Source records
----------

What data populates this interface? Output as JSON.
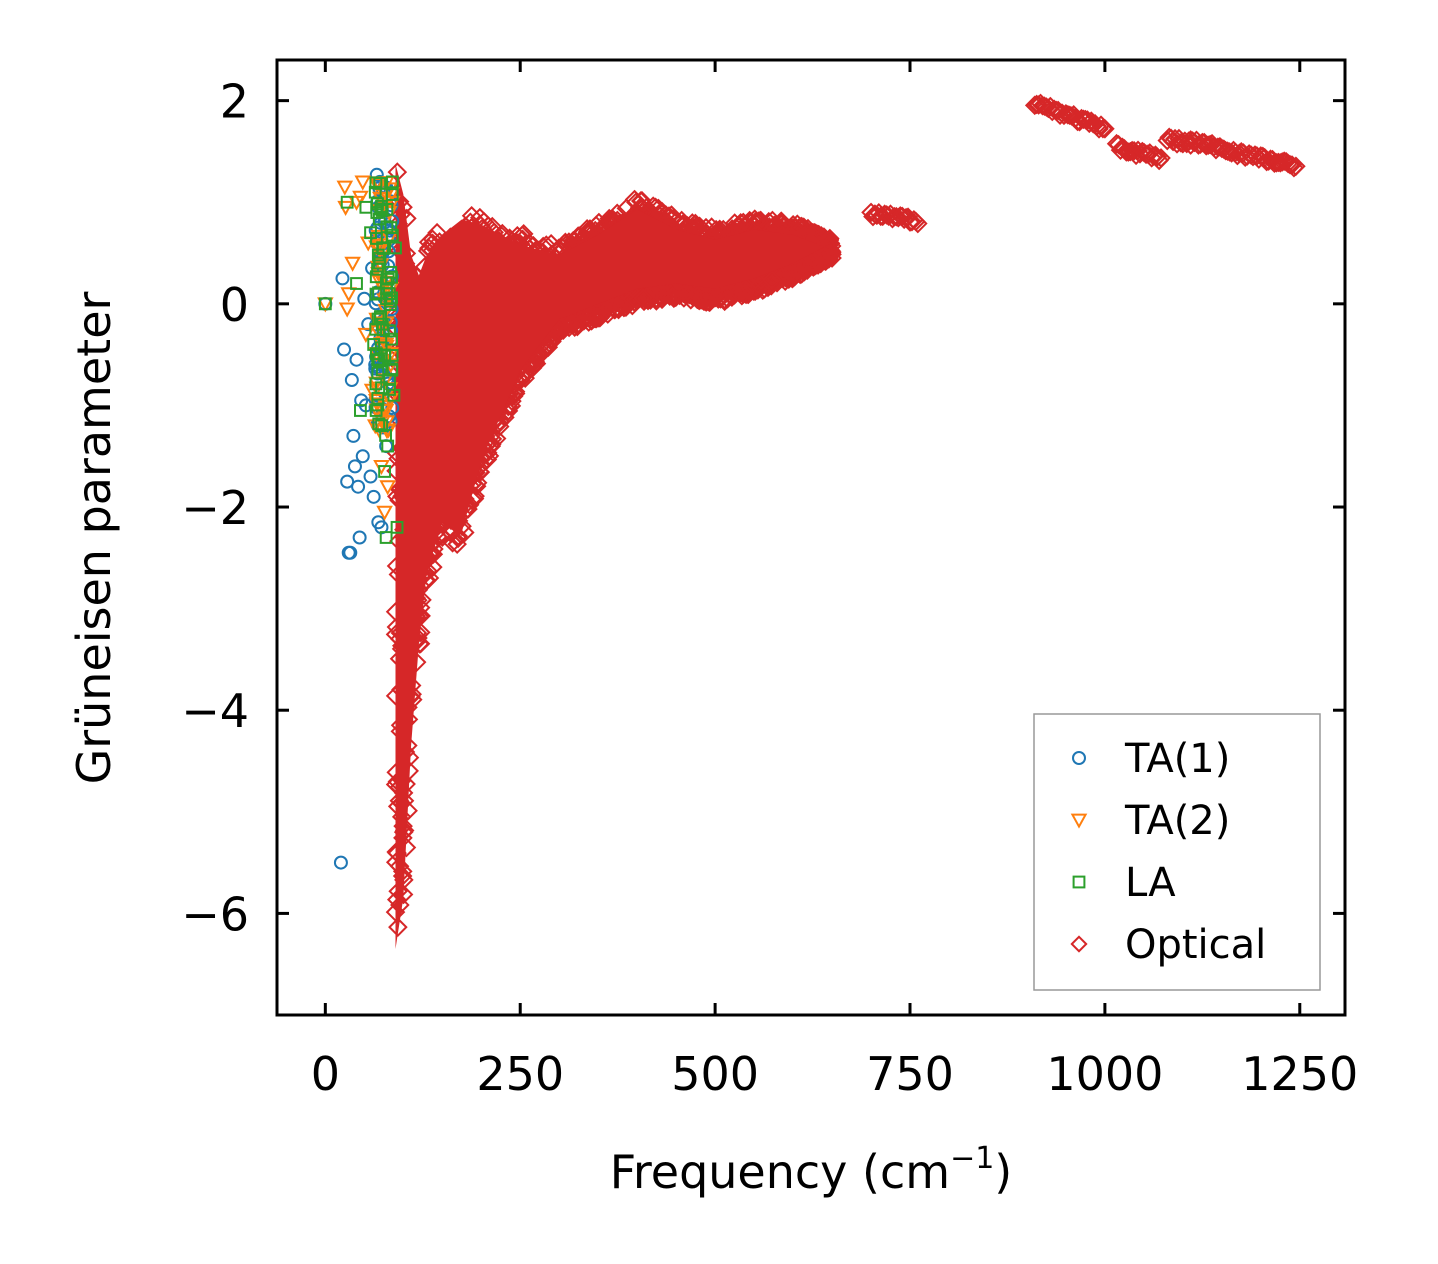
{
  "chart_data": {
    "type": "scatter",
    "title": "",
    "xlabel": "Frequency (cm",
    "xlabel_sup": "−1",
    "xlabel_close": ")",
    "ylabel": "Grüneisen parameter",
    "xlim": [
      -62,
      1308
    ],
    "ylim": [
      -7.0,
      2.4
    ],
    "xticks": [
      0,
      250,
      500,
      750,
      1000,
      1250
    ],
    "xtick_labels": [
      "0",
      "250",
      "500",
      "750",
      "1000",
      "1250"
    ],
    "yticks": [
      2,
      0,
      -2,
      -4,
      -6
    ],
    "ytick_labels": [
      "2",
      "0",
      "−2",
      "−4",
      "−6"
    ],
    "grid": false,
    "legend_position": "bottom-right",
    "series": [
      {
        "name": "TA(1)",
        "marker": "circle",
        "color": "#1f77b4",
        "points": [
          [
            0,
            0
          ],
          [
            20,
            -5.5
          ],
          [
            22,
            0.25
          ],
          [
            24,
            -0.45
          ],
          [
            28,
            -1.75
          ],
          [
            30,
            -2.45
          ],
          [
            32,
            -2.45
          ],
          [
            34,
            -0.75
          ],
          [
            36,
            -1.3
          ],
          [
            38,
            -1.6
          ],
          [
            40,
            -0.55
          ],
          [
            42,
            -1.8
          ],
          [
            44,
            -2.3
          ],
          [
            46,
            -0.95
          ],
          [
            48,
            -1.5
          ],
          [
            50,
            0.05
          ],
          [
            52,
            -1.0
          ],
          [
            55,
            -0.2
          ],
          [
            58,
            -1.7
          ],
          [
            60,
            0.35
          ],
          [
            62,
            -1.9
          ],
          [
            64,
            -0.6
          ],
          [
            66,
            0.6
          ],
          [
            68,
            -2.15
          ],
          [
            70,
            -1.2
          ],
          [
            72,
            -2.2
          ],
          [
            74,
            -0.3
          ],
          [
            76,
            0.8
          ],
          [
            78,
            -1.4
          ],
          [
            80,
            0.0
          ],
          [
            66,
            1.27
          ],
          [
            70,
            1.2
          ],
          [
            74,
            1.1
          ],
          [
            68,
            0.95
          ],
          [
            72,
            0.5
          ],
          [
            76,
            1.15
          ]
        ]
      },
      {
        "name": "TA(2)",
        "marker": "triangle-down",
        "color": "#ff7f0e",
        "points": [
          [
            0,
            0
          ],
          [
            25,
            1.15
          ],
          [
            26,
            0.95
          ],
          [
            28,
            -0.05
          ],
          [
            30,
            0.1
          ],
          [
            35,
            0.4
          ],
          [
            40,
            1.0
          ],
          [
            45,
            1.05
          ],
          [
            48,
            1.2
          ],
          [
            52,
            -0.3
          ],
          [
            55,
            0.6
          ],
          [
            60,
            -0.85
          ],
          [
            64,
            -1.2
          ],
          [
            68,
            0.3
          ],
          [
            72,
            -1.6
          ],
          [
            76,
            -2.05
          ],
          [
            80,
            -1.8
          ],
          [
            82,
            0.9
          ],
          [
            84,
            -0.6
          ],
          [
            86,
            1.0
          ]
        ]
      },
      {
        "name": "LA",
        "marker": "square",
        "color": "#2ca02c",
        "points": [
          [
            0,
            0
          ],
          [
            28,
            1.0
          ],
          [
            40,
            0.2
          ],
          [
            45,
            -1.05
          ],
          [
            52,
            0.95
          ],
          [
            58,
            0.7
          ],
          [
            62,
            -0.4
          ],
          [
            70,
            0.45
          ],
          [
            76,
            -1.65
          ],
          [
            78,
            -2.3
          ],
          [
            80,
            -1.4
          ],
          [
            82,
            0.1
          ],
          [
            84,
            0.75
          ],
          [
            86,
            1.2
          ],
          [
            88,
            -0.9
          ],
          [
            90,
            0.55
          ],
          [
            92,
            -2.2
          ]
        ]
      },
      {
        "name": "Optical",
        "marker": "diamond",
        "color": "#d62728",
        "points": []
      }
    ],
    "optical_envelope": {
      "x": [
        90,
        100,
        110,
        120,
        130,
        150,
        175,
        200,
        250,
        300,
        350,
        400,
        450,
        500,
        550,
        600,
        650
      ],
      "y_upper": [
        1.5,
        1.2,
        0.6,
        0.4,
        0.6,
        0.8,
        0.95,
        0.9,
        0.7,
        0.6,
        0.8,
        1.05,
        0.85,
        0.75,
        0.85,
        0.8,
        0.65
      ],
      "y_lower": [
        -6.5,
        -6.0,
        -4.5,
        -3.5,
        -2.8,
        -2.3,
        -2.4,
        -1.7,
        -0.8,
        -0.3,
        -0.15,
        0.0,
        0.05,
        0.0,
        0.1,
        0.25,
        0.45
      ]
    },
    "optical_bands": [
      {
        "x": [
          700,
          760
        ],
        "y": [
          0.88,
          0.82
        ]
      },
      {
        "x": [
          910,
          1000
        ],
        "y": [
          1.98,
          1.72
        ]
      },
      {
        "x": [
          1015,
          1045
        ],
        "y": [
          1.55,
          1.48
        ]
      },
      {
        "x": [
          1048,
          1072
        ],
        "y": [
          1.5,
          1.42
        ]
      },
      {
        "x": [
          1080,
          1110
        ],
        "y": [
          1.62,
          1.58
        ]
      },
      {
        "x": [
          1110,
          1245
        ],
        "y": [
          1.6,
          1.35
        ]
      }
    ]
  }
}
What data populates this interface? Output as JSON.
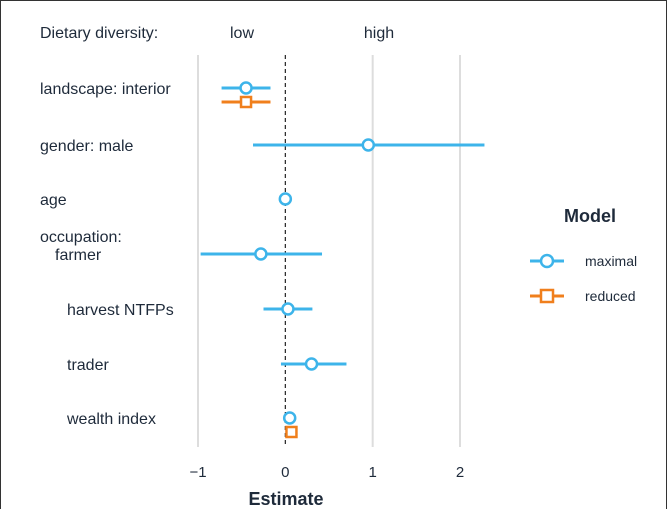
{
  "chart_data": {
    "type": "scatter",
    "subtype": "coefficient-plot",
    "header": {
      "label": "Dietary diversity:",
      "low": "low",
      "high": "high"
    },
    "xlabel": "Estimate",
    "xlim": [
      -1.15,
      2.6
    ],
    "xticks": [
      -1,
      0,
      1,
      2
    ],
    "xtick_labels": [
      "−1",
      "0",
      "1",
      "2"
    ],
    "reference_line": 0,
    "grid": "vertical-major",
    "terms": [
      {
        "label": "landscape: interior"
      },
      {
        "label": "gender: male"
      },
      {
        "label": "age"
      },
      {
        "label_group": "occupation:",
        "label": "farmer"
      },
      {
        "label": "harvest NTFPs"
      },
      {
        "label": "trader"
      },
      {
        "label": "wealth index"
      }
    ],
    "series": [
      {
        "name": "maximal",
        "color": "#3db4ea",
        "marker": "circle",
        "estimate": [
          -0.45,
          0.95,
          0.0,
          -0.28,
          0.03,
          0.3,
          0.05
        ],
        "ci_low": [
          -0.73,
          -0.37,
          0.0,
          -0.97,
          -0.25,
          -0.05,
          0.05
        ],
        "ci_high": [
          -0.17,
          2.28,
          0.0,
          0.42,
          0.31,
          0.7,
          0.05
        ]
      },
      {
        "name": "reduced",
        "color": "#f07f1c",
        "marker": "square",
        "estimate": [
          -0.45,
          null,
          null,
          null,
          null,
          null,
          0.07
        ],
        "ci_low": [
          -0.73,
          null,
          null,
          null,
          null,
          null,
          0.07
        ],
        "ci_high": [
          -0.17,
          null,
          null,
          null,
          null,
          null,
          0.07
        ]
      }
    ],
    "legend": {
      "title": "Model",
      "placement": "right"
    }
  }
}
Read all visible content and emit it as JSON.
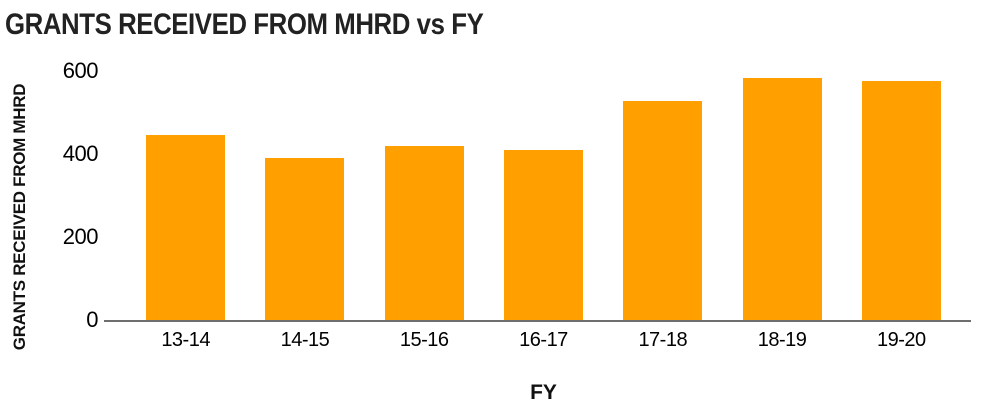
{
  "chart_data": {
    "type": "bar",
    "title": "GRANTS RECEIVED FROM MHRD vs FY",
    "xlabel": "FY",
    "ylabel": "GRANTS RECEIVED FROM MHRD",
    "categories": [
      "13-14",
      "14-15",
      "15-16",
      "16-17",
      "17-18",
      "18-19",
      "19-20"
    ],
    "values": [
      445,
      390,
      420,
      410,
      527,
      582,
      577
    ],
    "yticks": [
      0,
      200,
      400,
      600
    ],
    "ylim": [
      0,
      600
    ],
    "grid": "off",
    "legend": "none",
    "bar_color": "#FFA000",
    "axis_color": "#6E6E6E",
    "text_color": "#1A1A1A"
  }
}
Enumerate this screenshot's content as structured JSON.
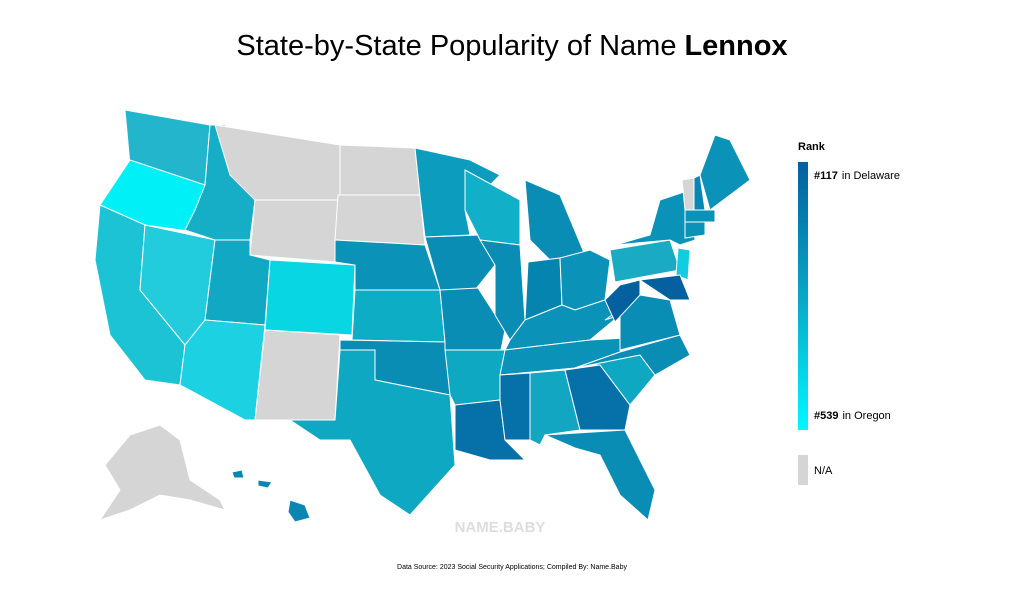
{
  "title": {
    "text": "State-by-State Popularity of Name",
    "name": "Lennox"
  },
  "legend": {
    "title": "Rank",
    "top": {
      "rank": "#117",
      "label": "in Delaware"
    },
    "bottom": {
      "rank": "#539",
      "label": "in Oregon"
    },
    "na": "N/A"
  },
  "watermark": "NAME.BABY",
  "source": "Data Source: 2023 Social Security Applications; Compiled By: Name.Baby"
}
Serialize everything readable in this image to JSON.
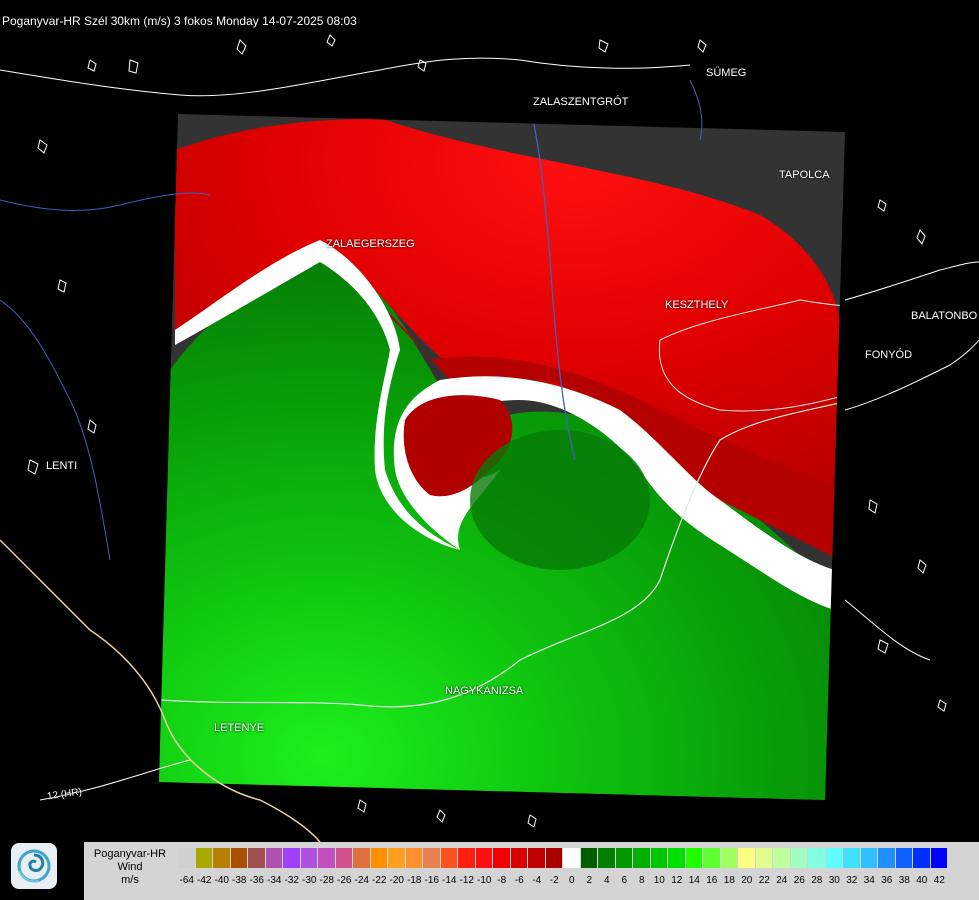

----------

GIVEN PROBLEM: Reply with one number only: the count of lines in the entries that contain "FROM".

ANSWER FOR THE TASK: 2